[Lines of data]
⁂

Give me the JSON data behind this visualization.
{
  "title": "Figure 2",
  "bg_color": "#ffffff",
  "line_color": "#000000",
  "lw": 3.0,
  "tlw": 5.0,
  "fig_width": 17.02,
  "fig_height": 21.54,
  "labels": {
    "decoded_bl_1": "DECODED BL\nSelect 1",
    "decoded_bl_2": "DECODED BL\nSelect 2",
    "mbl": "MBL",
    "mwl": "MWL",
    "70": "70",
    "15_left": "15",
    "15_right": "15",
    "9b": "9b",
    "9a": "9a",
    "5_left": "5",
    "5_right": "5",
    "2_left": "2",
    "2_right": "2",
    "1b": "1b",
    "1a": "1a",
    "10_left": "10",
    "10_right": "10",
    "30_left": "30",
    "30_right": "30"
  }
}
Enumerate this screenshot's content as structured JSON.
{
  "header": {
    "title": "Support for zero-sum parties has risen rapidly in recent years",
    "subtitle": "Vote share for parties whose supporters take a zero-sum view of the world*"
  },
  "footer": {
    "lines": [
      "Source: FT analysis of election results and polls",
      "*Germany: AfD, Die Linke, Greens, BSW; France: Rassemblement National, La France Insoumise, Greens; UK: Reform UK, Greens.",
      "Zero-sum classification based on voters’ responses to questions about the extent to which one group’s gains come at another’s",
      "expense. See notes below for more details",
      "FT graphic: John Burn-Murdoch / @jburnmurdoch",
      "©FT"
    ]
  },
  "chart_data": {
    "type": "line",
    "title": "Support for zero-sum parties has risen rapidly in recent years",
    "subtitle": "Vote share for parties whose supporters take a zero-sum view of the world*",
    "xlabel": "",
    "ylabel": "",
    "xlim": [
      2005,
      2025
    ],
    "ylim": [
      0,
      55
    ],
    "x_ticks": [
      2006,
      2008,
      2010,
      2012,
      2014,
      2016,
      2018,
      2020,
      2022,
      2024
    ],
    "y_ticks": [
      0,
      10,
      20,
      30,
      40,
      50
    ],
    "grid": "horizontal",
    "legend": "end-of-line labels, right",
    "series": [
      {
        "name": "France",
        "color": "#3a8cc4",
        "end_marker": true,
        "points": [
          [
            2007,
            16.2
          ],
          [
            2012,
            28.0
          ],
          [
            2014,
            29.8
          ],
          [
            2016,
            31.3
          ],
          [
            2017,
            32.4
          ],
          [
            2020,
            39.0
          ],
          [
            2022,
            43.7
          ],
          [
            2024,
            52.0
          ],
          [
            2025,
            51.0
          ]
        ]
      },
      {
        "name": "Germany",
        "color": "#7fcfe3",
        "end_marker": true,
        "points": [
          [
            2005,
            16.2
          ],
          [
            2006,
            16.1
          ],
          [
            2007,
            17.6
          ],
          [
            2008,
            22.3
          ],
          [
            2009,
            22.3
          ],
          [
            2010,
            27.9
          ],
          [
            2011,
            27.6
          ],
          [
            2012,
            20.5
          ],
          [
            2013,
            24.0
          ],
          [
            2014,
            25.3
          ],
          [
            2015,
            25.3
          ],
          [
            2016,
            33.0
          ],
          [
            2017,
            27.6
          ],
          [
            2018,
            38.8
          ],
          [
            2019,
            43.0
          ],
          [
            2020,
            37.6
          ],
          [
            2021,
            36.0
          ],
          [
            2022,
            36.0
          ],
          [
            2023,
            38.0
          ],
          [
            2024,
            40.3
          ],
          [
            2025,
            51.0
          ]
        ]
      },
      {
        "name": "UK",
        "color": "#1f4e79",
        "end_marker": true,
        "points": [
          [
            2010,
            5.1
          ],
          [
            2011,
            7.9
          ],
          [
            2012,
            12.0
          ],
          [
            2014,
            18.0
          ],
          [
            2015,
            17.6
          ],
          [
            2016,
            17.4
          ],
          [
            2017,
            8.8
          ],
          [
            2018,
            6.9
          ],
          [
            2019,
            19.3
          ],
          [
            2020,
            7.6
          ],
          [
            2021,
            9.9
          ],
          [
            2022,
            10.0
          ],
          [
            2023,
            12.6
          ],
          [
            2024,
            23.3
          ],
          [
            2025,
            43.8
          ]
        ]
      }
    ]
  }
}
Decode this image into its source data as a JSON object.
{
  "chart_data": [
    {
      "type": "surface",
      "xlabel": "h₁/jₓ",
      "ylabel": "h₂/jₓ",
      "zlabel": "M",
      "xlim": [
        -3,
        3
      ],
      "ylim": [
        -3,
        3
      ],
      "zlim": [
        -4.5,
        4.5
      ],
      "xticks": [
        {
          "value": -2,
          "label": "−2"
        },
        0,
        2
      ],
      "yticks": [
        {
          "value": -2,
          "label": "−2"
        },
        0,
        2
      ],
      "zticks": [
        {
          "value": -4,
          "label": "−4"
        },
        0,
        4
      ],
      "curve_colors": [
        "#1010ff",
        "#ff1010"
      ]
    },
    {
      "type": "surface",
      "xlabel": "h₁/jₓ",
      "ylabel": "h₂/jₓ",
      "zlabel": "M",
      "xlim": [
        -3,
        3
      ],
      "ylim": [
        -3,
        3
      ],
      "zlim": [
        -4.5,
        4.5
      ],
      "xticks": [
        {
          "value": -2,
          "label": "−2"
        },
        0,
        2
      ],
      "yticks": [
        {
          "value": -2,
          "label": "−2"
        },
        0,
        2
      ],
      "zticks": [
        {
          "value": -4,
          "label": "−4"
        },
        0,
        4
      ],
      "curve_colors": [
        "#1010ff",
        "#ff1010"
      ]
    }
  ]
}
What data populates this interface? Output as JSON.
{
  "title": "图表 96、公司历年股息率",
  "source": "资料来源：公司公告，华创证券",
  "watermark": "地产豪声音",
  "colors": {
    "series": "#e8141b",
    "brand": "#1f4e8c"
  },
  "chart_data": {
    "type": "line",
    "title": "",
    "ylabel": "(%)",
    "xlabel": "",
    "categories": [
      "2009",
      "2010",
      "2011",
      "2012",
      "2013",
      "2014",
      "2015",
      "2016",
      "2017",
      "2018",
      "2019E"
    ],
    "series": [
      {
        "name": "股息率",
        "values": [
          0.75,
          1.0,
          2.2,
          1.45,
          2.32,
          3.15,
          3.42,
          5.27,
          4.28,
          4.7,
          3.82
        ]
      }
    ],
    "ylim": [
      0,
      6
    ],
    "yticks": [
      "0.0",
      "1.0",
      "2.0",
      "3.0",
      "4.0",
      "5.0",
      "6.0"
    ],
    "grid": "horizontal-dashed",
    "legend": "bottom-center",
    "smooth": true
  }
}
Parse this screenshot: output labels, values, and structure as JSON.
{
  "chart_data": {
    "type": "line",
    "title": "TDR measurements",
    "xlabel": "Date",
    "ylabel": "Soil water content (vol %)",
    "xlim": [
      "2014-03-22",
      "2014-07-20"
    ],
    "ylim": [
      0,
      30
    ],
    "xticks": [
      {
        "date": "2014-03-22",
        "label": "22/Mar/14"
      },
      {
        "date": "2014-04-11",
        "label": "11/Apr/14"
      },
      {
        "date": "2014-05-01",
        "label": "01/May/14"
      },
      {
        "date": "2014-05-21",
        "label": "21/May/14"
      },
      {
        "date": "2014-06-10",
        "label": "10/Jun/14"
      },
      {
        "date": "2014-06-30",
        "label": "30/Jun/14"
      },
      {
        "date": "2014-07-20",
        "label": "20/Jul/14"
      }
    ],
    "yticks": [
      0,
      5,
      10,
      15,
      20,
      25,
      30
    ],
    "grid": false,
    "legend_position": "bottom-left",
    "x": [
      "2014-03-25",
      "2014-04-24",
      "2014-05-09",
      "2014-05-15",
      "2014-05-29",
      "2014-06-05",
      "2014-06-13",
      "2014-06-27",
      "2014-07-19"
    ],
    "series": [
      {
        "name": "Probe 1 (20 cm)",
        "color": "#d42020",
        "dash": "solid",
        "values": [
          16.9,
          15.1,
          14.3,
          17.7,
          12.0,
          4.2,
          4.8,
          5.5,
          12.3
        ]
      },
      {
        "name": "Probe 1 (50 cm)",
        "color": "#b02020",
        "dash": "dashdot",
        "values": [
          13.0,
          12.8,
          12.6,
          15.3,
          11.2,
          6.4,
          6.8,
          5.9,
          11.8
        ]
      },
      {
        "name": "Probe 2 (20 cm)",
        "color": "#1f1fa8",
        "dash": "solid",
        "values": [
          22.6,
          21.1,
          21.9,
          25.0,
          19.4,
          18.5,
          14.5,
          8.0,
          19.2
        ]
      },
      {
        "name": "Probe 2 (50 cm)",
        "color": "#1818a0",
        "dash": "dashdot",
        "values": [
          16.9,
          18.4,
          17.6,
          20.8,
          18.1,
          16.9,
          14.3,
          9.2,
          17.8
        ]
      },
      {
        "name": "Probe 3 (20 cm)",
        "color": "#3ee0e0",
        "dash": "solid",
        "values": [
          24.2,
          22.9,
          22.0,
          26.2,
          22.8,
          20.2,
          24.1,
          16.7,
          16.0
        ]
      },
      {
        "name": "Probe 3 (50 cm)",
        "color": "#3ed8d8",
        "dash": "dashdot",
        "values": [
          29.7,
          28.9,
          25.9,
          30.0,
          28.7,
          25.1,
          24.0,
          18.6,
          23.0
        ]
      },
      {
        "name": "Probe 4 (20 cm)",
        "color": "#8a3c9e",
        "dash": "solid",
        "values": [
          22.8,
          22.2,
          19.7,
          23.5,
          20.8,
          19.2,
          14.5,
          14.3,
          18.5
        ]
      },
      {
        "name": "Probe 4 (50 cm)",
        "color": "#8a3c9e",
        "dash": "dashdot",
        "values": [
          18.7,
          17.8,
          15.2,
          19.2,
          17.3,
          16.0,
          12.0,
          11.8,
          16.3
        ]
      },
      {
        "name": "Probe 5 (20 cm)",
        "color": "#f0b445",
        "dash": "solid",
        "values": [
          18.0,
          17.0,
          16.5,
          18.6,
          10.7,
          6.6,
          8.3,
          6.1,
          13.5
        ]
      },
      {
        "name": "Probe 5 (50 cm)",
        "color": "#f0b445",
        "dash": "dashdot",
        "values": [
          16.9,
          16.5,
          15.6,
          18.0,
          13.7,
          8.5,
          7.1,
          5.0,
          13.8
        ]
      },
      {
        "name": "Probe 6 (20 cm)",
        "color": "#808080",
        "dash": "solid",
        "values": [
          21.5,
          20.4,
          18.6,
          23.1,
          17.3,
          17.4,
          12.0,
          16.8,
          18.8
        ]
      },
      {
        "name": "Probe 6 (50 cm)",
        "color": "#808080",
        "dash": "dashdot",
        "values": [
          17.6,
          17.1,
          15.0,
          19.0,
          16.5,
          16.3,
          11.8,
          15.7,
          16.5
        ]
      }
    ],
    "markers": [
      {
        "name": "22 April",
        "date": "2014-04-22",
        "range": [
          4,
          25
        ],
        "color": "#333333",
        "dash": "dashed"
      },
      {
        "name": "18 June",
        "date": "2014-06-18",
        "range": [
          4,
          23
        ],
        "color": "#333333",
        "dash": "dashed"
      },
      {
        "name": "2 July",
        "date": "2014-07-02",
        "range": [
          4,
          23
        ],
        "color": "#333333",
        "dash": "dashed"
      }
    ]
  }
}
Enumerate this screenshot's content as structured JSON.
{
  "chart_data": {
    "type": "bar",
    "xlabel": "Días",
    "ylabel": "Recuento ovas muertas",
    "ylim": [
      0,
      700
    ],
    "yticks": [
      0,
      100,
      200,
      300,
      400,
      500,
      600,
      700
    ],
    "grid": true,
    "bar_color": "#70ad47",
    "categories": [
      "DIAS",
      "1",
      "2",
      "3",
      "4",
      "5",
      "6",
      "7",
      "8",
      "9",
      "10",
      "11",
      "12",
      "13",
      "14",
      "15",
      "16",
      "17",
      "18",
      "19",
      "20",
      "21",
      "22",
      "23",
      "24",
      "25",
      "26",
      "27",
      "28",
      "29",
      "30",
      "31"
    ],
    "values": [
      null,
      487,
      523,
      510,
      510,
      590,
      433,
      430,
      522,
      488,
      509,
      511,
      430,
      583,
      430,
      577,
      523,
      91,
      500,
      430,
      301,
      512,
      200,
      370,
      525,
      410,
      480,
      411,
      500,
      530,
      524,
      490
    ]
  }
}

⁂

_Exercise goal:_ Which lines of the data above contain "take"? Copy each one.

_Response for this exercise:_
    "subtitle": "Vote share for parties whose supporters take a zero-sum view of the world*"
    "subtitle": "Vote share for parties whose supporters take a zero-sum view of the world*",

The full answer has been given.